__Objective__.
Reproduce every line in the listing that contains the word "Nahes".

=== Dataset records ===

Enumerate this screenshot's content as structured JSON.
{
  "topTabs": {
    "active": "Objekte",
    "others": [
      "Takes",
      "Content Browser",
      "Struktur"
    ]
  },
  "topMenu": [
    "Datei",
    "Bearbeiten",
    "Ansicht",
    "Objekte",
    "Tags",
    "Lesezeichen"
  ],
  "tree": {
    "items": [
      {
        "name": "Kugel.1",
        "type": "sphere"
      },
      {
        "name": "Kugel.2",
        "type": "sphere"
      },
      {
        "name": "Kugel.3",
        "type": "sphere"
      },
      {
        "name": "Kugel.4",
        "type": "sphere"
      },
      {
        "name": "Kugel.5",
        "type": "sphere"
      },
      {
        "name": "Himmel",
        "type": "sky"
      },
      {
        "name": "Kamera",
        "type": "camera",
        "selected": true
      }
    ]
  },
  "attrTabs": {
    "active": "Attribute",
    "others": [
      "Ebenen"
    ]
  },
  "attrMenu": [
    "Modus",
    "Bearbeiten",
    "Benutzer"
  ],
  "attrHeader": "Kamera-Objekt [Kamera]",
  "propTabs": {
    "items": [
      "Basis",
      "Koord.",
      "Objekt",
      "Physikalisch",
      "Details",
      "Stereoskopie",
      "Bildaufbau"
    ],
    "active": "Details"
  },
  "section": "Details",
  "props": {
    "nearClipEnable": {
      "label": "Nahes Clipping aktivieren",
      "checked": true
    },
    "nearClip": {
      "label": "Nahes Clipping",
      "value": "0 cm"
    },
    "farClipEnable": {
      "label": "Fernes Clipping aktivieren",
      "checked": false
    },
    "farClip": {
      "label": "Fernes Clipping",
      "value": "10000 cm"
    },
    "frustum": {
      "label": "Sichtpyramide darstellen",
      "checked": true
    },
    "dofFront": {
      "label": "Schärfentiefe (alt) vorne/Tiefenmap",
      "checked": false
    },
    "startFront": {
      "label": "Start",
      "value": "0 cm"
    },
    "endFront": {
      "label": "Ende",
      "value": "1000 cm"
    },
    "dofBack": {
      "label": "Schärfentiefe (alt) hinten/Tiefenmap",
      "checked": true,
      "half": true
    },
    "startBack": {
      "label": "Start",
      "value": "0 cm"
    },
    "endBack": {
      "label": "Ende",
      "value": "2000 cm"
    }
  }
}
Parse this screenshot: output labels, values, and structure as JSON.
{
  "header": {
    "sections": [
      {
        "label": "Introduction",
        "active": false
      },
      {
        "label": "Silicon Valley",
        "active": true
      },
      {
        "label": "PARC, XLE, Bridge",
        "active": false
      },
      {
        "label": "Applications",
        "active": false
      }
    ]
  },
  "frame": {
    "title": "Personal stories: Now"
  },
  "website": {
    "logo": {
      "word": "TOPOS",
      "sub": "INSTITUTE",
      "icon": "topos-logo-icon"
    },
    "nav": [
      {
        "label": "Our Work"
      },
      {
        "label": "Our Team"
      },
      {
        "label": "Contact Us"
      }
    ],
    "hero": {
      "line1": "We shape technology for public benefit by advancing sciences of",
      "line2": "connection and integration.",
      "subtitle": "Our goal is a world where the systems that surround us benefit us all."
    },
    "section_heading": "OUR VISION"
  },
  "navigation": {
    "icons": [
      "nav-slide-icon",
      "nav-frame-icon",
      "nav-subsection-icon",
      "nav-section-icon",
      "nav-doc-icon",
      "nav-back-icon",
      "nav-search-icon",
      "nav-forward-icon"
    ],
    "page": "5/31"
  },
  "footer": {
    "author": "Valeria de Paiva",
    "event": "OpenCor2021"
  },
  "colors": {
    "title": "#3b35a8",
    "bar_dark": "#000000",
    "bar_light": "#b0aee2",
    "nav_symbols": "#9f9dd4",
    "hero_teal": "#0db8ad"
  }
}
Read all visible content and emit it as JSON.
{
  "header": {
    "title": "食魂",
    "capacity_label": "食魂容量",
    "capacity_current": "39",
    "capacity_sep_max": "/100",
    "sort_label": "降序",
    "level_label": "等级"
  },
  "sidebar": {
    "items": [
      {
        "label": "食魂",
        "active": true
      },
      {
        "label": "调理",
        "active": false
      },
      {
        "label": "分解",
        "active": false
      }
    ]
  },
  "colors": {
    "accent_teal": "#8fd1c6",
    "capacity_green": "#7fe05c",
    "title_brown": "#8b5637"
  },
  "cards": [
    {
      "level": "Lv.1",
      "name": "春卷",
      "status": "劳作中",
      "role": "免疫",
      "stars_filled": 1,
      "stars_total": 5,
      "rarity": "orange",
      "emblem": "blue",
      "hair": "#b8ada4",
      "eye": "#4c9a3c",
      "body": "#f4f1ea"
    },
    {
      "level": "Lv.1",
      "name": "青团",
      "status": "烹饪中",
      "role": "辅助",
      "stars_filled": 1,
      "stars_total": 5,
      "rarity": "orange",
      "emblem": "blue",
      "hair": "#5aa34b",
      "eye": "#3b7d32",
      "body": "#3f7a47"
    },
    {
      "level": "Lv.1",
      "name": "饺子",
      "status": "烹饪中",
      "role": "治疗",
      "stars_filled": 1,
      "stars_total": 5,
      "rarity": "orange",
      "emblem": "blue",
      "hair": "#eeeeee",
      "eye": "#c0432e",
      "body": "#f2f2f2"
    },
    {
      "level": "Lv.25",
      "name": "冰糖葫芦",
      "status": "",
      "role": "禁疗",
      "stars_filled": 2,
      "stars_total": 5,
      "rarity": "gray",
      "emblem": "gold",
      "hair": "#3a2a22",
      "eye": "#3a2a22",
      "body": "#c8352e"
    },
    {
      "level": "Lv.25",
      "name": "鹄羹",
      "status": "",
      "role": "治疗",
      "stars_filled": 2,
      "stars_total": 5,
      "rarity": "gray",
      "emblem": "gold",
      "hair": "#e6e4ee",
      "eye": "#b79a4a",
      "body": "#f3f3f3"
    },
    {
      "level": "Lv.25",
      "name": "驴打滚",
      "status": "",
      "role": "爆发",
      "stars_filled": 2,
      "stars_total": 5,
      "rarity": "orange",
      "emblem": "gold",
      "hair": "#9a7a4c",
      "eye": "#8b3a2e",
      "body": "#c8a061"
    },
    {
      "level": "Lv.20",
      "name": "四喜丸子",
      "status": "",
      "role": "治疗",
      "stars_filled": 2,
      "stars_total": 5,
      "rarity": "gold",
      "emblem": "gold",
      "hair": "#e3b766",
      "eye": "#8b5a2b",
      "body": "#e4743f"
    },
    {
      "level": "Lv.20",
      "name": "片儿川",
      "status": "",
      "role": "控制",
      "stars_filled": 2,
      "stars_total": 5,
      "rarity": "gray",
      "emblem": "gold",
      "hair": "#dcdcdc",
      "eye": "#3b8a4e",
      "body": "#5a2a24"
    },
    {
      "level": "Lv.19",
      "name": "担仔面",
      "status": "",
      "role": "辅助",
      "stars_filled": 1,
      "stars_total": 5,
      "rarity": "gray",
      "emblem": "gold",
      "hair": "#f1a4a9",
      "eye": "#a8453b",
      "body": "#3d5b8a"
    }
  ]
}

===

__Written reply__.
      "label": "Nahes Clipping aktivieren",
      "label": "Nahes Clipping",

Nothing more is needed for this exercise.